━━ PROVIDED DATA

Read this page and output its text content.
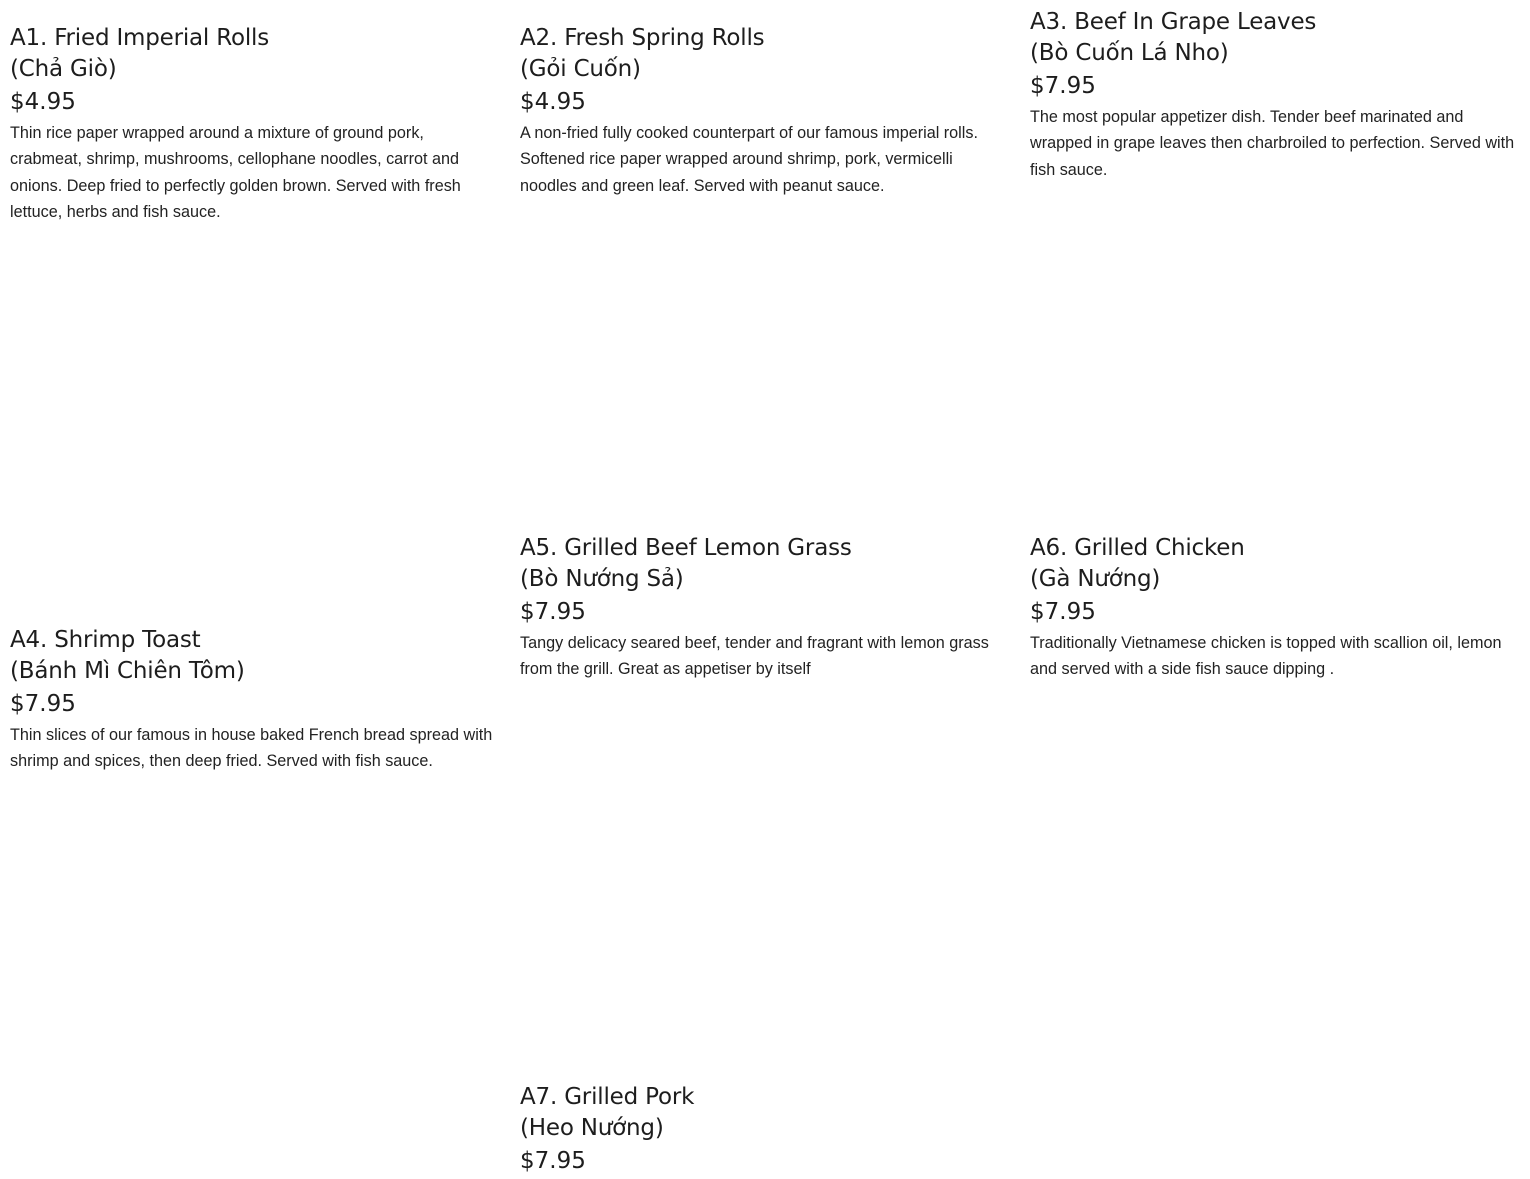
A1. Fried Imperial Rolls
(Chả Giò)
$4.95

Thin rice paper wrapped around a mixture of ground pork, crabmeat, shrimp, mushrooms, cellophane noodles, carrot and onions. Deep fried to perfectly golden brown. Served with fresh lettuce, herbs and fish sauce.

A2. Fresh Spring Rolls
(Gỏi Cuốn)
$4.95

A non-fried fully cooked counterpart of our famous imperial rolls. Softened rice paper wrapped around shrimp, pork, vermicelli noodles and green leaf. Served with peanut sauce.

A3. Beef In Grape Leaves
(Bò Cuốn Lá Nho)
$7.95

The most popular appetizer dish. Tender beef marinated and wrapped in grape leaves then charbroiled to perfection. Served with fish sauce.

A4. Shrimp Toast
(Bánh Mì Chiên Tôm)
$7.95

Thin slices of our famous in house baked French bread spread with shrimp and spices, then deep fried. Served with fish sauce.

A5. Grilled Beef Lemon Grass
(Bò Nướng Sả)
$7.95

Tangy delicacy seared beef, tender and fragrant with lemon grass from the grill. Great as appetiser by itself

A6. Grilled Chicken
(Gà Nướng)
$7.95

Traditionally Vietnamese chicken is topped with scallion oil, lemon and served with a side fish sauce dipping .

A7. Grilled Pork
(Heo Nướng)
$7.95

━━━━

§ **STATED GOAL**
Pull out each line of the records holding the string "fish".

§ **RESULT FOR THIS EXERCISE**
Thin rice paper wrapped around a mixture of ground pork, crabmeat, shrimp, mushrooms, cellophane noodles, carrot and onions. Deep fried to perfectly golden brown. Served with fresh lettuce, herbs and fish sauce.
The most popular appetizer dish. Tender beef marinated and wrapped in grape leaves then charbroiled to perfection. Served with fish sauce.
Thin slices of our famous in house baked French bread spread with shrimp and spices, then deep fried. Served with fish sauce.
Traditionally Vietnamese chicken is topped with scallion oil, lemon and served with a side fish sauce dipping .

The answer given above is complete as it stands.